Stored records >>
>>>

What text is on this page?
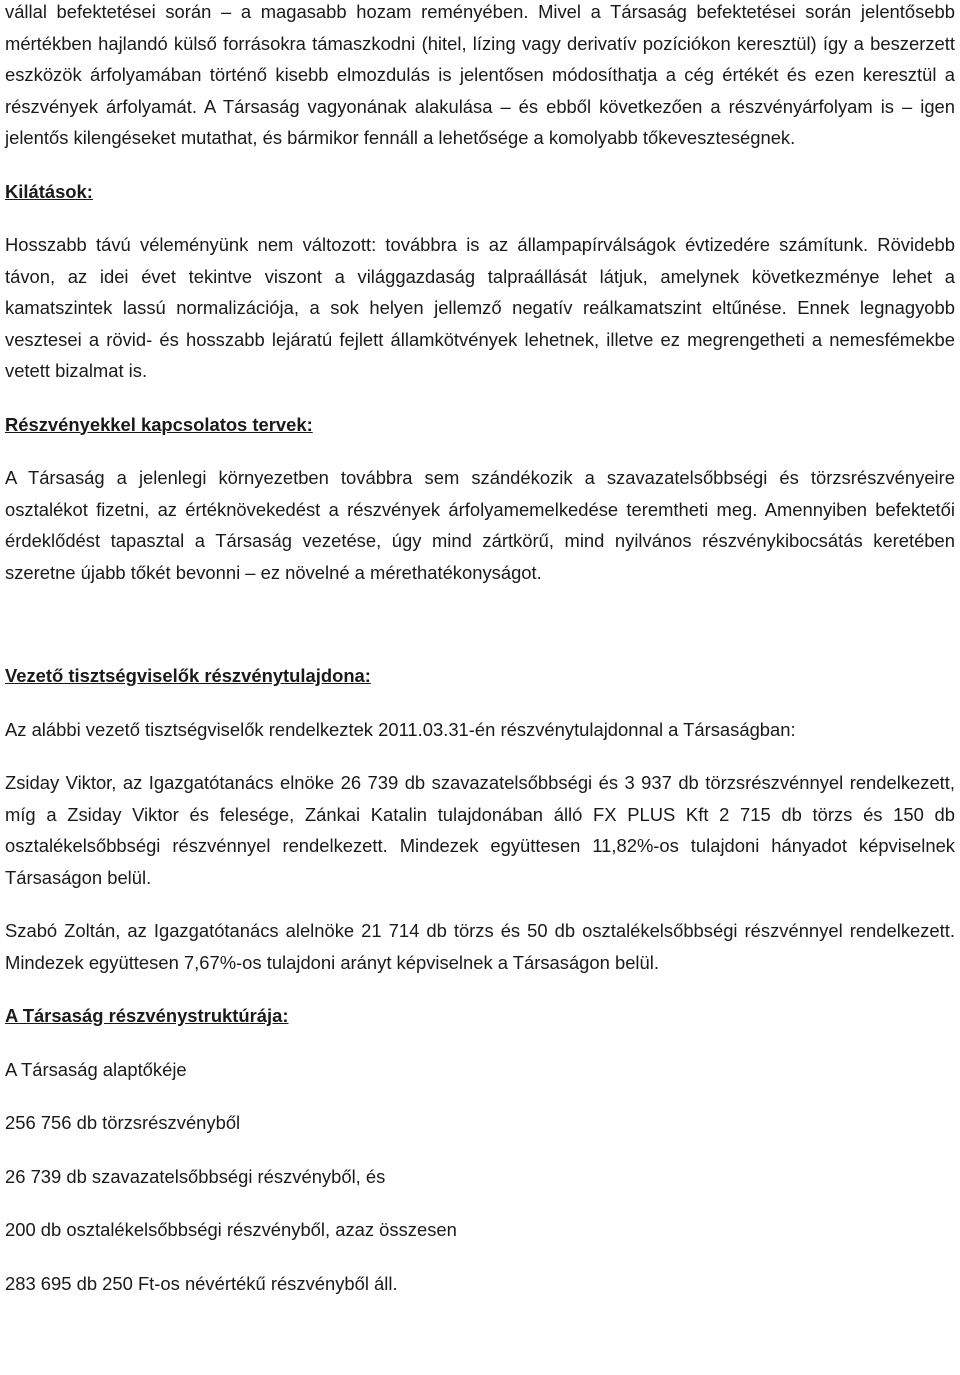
vállal befektetései során – a magasabb hozam reményében. Mivel a Társaság befektetései során jelentősebb mértékben hajlandó külső forrásokra támaszkodni (hitel, lízing vagy derivatív pozíciókon keresztül) így a beszerzett eszközök árfolyamában történő kisebb elmozdulás is jelentősen módosíthatja a cég értékét és ezen keresztül a részvények árfolyamát. A Társaság vagyonának alakulása – és ebből következően a részvényárfolyam is – igen jelentős kilengéseket mutathat, és bármikor fennáll a lehetősége a komolyabb tőkeveszteségnek.

Kilátások:

Hosszabb távú véleményünk nem változott: továbbra is az állampapírválságok évtizedére számítunk. Rövidebb távon, az idei évet tekintve viszont a világgazdaság talpraállását látjuk, amelynek következménye lehet a kamatszintek lassú normalizációja, a sok helyen jellemző negatív reálkamatszint eltűnése. Ennek legnagyobb vesztesei a rövid- és hosszabb lejáratú fejlett államkötvények lehetnek, illetve ez megrengetheti a nemesfémekbe vetett bizalmat is.

Részvényekkel kapcsolatos tervek:

A Társaság a jelenlegi környezetben továbbra sem szándékozik a szavazatelsőbbségi és törzsrészvényeire osztalékot fizetni, az értéknövekedést a részvények árfolyamemelkedése teremtheti meg. Amennyiben befektetői érdeklődést tapasztal a Társaság vezetése, úgy mind zártkörű, mind nyilvános részvénykibocsátás keretében szeretne újabb tőkét bevonni – ez növelné a mérethatékonyságot.

Vezető tisztségviselők részvénytulajdona:

Az alábbi vezető tisztségviselők rendelkeztek 2011.03.31-én részvénytulajdonnal a Társaságban:

Zsiday Viktor, az Igazgatótanács elnöke 26 739 db szavazatelsőbbségi és 3 937 db törzsrészvénnyel rendelkezett, míg a Zsiday Viktor és felesége, Zánkai Katalin tulajdonában álló FX PLUS Kft 2 715 db törzs és 150 db osztalékelsőbbségi részvénnyel rendelkezett. Mindezek együttesen 11,82%-os tulajdoni hányadot képviselnek Társaságon belül.

Szabó Zoltán, az Igazgatótanács alelnöke 21 714 db törzs és 50 db osztalékelsőbbségi részvénnyel rendelkezett. Mindezek együttesen 7,67%-os tulajdoni arányt képviselnek a Társaságon belül.

A Társaság részvénystruktúrája:

A Társaság alaptőkéje

256 756 db törzsrészvényből

26 739 db szavazatelsőbbségi részvényből, és

200 db osztalékelsőbbségi részvényből, azaz összesen

283 695 db 250 Ft-os névértékű részvényből áll.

<<<

Every entry must be reproduced exactly, with the images left out.

Problem solution >>
What text is on this page?
vállal befektetései során – a magasabb hozam reményében. Mivel a Társaság befektetései során jelentősebb mértékben hajlandó külső forrásokra támaszkodni (hitel, lízing vagy derivatív pozíciókon keresztül) így a beszerzett eszközök árfolyamában történő kisebb elmozdulás is jelentősen módosíthatja a cég értékét és ezen keresztül a részvények árfolyamát. A Társaság vagyonának alakulása – és ebből következően a részvényárfolyam is – igen jelentős kilengéseket mutathat, és bármikor fennáll a lehetősége a komolyabb tőkeveszteségnek.

Kilátások:

Hosszabb távú véleményünk nem változott: továbbra is az állampapírválságok évtizedére számítunk. Rövidebb távon, az idei évet tekintve viszont a világgazdaság talpraállását látjuk, amelynek következménye lehet a kamatszintek lassú normalizációja, a sok helyen jellemző negatív reálkamatszint eltűnése. Ennek legnagyobb vesztesei a rövid- és hosszabb lejáratú fejlett államkötvények lehetnek, illetve ez megrengetheti a nemesfémekbe vetett bizalmat is.

Részvényekkel kapcsolatos tervek:

A Társaság a jelenlegi környezetben továbbra sem szándékozik a szavazatelsőbbségi és törzsrészvényeire osztalékot fizetni, az értéknövekedést a részvények árfolyamemelkedése teremtheti meg. Amennyiben befektetői érdeklődést tapasztal a Társaság vezetése, úgy mind zártkörű, mind nyilvános részvénykibocsátás keretében szeretne újabb tőkét bevonni – ez növelné a mérethatékonyságot.

Vezető tisztségviselők részvénytulajdona:

Az alábbi vezető tisztségviselők rendelkeztek 2011.03.31-én részvénytulajdonnal a Társaságban:

Zsiday Viktor, az Igazgatótanács elnöke 26 739 db szavazatelsőbbségi és 3 937 db törzsrészvénnyel rendelkezett, míg a Zsiday Viktor és felesége, Zánkai Katalin tulajdonában álló FX PLUS Kft 2 715 db törzs és 150 db osztalékelsőbbségi részvénnyel rendelkezett. Mindezek együttesen 11,82%-os tulajdoni hányadot képviselnek Társaságon belül.

Szabó Zoltán, az Igazgatótanács alelnöke 21 714 db törzs és 50 db osztalékelsőbbségi részvénnyel rendelkezett. Mindezek együttesen 7,67%-os tulajdoni arányt képviselnek a Társaságon belül.

A Társaság részvénystruktúrája:

A Társaság alaptőkéje

256 756 db törzsrészvényből

26 739 db szavazatelsőbbségi részvényből, és

200 db osztalékelsőbbségi részvényből, azaz összesen

283 695 db 250 Ft-os névértékű részvényből áll.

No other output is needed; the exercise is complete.